▶ _Your task_
Each entry has to be copied exactly, with nothing missed.

▶ _Entries_
** START **

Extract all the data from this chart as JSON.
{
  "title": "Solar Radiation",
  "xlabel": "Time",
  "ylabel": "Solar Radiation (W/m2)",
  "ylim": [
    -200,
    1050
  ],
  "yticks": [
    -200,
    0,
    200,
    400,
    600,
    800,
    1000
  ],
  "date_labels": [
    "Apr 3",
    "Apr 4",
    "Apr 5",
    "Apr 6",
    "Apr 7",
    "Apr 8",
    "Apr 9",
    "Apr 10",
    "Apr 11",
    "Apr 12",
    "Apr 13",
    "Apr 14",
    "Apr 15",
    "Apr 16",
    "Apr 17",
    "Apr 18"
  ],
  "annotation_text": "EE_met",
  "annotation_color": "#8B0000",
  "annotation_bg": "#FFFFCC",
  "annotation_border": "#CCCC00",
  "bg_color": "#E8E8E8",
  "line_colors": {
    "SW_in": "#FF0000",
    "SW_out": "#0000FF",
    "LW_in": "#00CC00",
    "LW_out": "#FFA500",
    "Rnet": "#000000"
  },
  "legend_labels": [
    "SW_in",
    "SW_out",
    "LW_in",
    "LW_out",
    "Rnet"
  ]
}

** END **

▶ _Completed exercise_
Extract all the data from this chart as JSON.
{
  "title": "Solar Radiation",
  "xlabel": "Time",
  "ylabel": "Solar Radiation (W/m2)",
  "ylim": [
    -200,
    1050
  ],
  "yticks": [
    -200,
    0,
    200,
    400,
    600,
    800,
    1000
  ],
  "date_labels": [
    "Apr 3",
    "Apr 4",
    "Apr 5",
    "Apr 6",
    "Apr 7",
    "Apr 8",
    "Apr 9",
    "Apr 10",
    "Apr 11",
    "Apr 12",
    "Apr 13",
    "Apr 14",
    "Apr 15",
    "Apr 16",
    "Apr 17",
    "Apr 18"
  ],
  "annotation_text": "EE_met",
  "annotation_color": "#8B0000",
  "annotation_bg": "#FFFFCC",
  "annotation_border": "#CCCC00",
  "bg_color": "#E8E8E8",
  "line_colors": {
    "SW_in": "#FF0000",
    "SW_out": "#0000FF",
    "LW_in": "#00CC00",
    "LW_out": "#FFA500",
    "Rnet": "#000000"
  },
  "legend_labels": [
    "SW_in",
    "SW_out",
    "LW_in",
    "LW_out",
    "Rnet"
  ]
}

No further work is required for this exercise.